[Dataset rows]
○ ○ ○ ○

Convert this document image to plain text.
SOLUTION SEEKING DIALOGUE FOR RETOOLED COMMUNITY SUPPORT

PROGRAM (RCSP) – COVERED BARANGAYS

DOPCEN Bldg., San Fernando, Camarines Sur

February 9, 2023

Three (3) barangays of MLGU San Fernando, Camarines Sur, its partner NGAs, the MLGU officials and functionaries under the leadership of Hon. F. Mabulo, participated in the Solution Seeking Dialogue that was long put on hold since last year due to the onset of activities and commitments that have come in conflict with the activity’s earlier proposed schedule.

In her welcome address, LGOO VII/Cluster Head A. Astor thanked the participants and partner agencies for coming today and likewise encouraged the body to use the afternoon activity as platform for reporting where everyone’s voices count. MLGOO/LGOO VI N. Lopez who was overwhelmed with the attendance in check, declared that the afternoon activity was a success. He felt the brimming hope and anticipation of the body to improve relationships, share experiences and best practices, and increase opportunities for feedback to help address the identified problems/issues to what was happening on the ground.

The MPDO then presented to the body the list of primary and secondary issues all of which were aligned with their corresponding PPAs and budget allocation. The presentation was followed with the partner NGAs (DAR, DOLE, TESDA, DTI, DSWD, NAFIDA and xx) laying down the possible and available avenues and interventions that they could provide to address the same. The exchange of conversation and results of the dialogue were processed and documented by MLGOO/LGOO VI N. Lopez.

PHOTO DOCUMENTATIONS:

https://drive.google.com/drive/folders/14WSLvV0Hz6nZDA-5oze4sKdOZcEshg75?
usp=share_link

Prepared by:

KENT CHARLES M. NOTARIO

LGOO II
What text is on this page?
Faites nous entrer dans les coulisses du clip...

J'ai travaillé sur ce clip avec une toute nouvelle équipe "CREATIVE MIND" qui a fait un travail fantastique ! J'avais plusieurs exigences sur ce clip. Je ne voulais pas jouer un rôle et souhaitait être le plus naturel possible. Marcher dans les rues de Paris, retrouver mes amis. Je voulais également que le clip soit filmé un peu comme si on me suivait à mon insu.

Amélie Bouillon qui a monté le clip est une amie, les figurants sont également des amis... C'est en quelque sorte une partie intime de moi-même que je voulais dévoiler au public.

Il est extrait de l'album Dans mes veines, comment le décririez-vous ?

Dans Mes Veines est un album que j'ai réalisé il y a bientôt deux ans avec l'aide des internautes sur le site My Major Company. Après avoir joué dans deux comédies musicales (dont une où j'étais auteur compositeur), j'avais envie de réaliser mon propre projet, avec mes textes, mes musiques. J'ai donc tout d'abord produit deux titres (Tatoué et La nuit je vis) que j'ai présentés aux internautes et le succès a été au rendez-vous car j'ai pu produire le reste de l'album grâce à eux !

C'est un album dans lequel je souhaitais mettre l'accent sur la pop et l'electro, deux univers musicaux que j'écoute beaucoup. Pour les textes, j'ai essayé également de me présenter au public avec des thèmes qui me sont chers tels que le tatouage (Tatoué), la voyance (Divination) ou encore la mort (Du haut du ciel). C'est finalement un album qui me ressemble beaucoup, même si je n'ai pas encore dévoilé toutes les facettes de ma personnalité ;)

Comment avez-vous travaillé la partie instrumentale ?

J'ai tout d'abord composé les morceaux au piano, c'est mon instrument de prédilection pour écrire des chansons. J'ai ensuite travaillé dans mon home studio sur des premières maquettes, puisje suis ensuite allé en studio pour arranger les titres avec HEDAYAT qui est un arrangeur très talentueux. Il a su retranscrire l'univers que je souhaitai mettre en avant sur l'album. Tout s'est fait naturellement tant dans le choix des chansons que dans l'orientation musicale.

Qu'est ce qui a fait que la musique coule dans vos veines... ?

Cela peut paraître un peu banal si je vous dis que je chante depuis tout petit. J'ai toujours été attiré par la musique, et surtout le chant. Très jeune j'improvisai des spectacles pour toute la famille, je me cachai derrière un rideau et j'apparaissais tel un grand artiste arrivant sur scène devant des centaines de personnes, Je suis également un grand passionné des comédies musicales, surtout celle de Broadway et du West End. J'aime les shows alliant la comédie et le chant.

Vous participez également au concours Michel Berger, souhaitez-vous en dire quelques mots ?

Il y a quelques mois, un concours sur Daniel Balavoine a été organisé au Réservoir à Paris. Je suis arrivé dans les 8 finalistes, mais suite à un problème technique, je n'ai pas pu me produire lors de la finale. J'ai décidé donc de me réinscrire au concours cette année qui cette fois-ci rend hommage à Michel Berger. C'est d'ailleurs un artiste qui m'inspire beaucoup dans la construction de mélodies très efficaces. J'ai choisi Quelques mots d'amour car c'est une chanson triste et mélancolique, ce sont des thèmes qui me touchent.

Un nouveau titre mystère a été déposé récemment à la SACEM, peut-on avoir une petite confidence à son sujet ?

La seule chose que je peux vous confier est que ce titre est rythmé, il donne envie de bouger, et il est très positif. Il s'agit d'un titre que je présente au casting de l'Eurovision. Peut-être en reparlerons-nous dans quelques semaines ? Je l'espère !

○ ○ ○ ○

◆ YOUR TASK:
Reply with the number of lines in the material above that contain "public", and nothing more.

◆ REPLY TO THE EXERCISE:
2